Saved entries

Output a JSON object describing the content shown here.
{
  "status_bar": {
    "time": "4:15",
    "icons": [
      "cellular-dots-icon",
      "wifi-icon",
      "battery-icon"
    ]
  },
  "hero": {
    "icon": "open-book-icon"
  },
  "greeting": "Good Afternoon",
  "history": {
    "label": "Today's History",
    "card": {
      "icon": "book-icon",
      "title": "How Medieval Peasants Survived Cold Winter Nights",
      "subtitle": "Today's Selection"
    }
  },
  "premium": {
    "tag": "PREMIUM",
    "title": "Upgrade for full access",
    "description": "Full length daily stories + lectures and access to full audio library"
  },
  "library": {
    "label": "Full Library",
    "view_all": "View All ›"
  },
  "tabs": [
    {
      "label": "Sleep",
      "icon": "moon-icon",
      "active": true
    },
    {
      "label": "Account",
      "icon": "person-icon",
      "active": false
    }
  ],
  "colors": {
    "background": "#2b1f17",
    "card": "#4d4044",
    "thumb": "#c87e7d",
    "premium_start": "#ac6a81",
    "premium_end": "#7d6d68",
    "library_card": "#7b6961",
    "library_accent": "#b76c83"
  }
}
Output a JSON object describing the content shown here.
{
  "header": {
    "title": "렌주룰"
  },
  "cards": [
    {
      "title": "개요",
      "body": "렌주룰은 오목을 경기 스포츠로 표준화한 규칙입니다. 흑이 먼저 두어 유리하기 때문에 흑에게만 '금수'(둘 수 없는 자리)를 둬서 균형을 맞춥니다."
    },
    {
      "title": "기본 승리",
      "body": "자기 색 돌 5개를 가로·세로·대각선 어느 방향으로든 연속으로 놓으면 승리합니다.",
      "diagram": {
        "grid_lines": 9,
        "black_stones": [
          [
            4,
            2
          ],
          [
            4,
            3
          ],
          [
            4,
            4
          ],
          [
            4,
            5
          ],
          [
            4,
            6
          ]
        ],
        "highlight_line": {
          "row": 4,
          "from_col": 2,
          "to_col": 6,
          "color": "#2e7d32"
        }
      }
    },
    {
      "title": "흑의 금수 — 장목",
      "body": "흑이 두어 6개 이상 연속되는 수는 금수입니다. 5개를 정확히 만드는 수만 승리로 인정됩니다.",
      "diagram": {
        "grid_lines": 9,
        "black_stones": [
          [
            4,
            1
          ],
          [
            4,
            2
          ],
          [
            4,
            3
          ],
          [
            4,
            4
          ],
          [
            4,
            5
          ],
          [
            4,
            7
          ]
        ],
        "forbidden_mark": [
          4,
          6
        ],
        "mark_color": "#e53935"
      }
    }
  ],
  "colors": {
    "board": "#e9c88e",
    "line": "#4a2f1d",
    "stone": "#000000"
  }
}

▸ **REQUIREMENT**
The entries above must be returned exactly.

▸ **REPLY**
Output a JSON object describing the content shown here.
{
  "status_bar": {
    "time": "4:15",
    "icons": [
      "cellular-dots-icon",
      "wifi-icon",
      "battery-icon"
    ]
  },
  "hero": {
    "icon": "open-book-icon"
  },
  "greeting": "Good Afternoon",
  "history": {
    "label": "Today's History",
    "card": {
      "icon": "book-icon",
      "title": "How Medieval Peasants Survived Cold Winter Nights",
      "subtitle": "Today's Selection"
    }
  },
  "premium": {
    "tag": "PREMIUM",
    "title": "Upgrade for full access",
    "description": "Full length daily stories + lectures and access to full audio library"
  },
  "library": {
    "label": "Full Library",
    "view_all": "View All ›"
  },
  "tabs": [
    {
      "label": "Sleep",
      "icon": "moon-icon",
      "active": true
    },
    {
      "label": "Account",
      "icon": "person-icon",
      "active": false
    }
  ],
  "colors": {
    "background": "#2b1f17",
    "card": "#4d4044",
    "thumb": "#c87e7d",
    "premium_start": "#ac6a81",
    "premium_end": "#7d6d68",
    "library_card": "#7b6961",
    "library_accent": "#b76c83"
  }
}
Output a JSON object describing the content shown here.
{
  "header": {
    "title": "렌주룰"
  },
  "cards": [
    {
      "title": "개요",
      "body": "렌주룰은 오목을 경기 스포츠로 표준화한 규칙입니다. 흑이 먼저 두어 유리하기 때문에 흑에게만 '금수'(둘 수 없는 자리)를 둬서 균형을 맞춥니다."
    },
    {
      "title": "기본 승리",
      "body": "자기 색 돌 5개를 가로·세로·대각선 어느 방향으로든 연속으로 놓으면 승리합니다.",
      "diagram": {
        "grid_lines": 9,
        "black_stones": [
          [
            4,
            2
          ],
          [
            4,
            3
          ],
          [
            4,
            4
          ],
          [
            4,
            5
          ],
          [
            4,
            6
          ]
        ],
        "highlight_line": {
          "row": 4,
          "from_col": 2,
          "to_col": 6,
          "color": "#2e7d32"
        }
      }
    },
    {
      "title": "흑의 금수 — 장목",
      "body": "흑이 두어 6개 이상 연속되는 수는 금수입니다. 5개를 정확히 만드는 수만 승리로 인정됩니다.",
      "diagram": {
        "grid_lines": 9,
        "black_stones": [
          [
            4,
            1
          ],
          [
            4,
            2
          ],
          [
            4,
            3
          ],
          [
            4,
            4
          ],
          [
            4,
            5
          ],
          [
            4,
            7
          ]
        ],
        "forbidden_mark": [
          4,
          6
        ],
        "mark_color": "#e53935"
      }
    }
  ],
  "colors": {
    "board": "#e9c88e",
    "line": "#4a2f1d",
    "stone": "#000000"
  }
}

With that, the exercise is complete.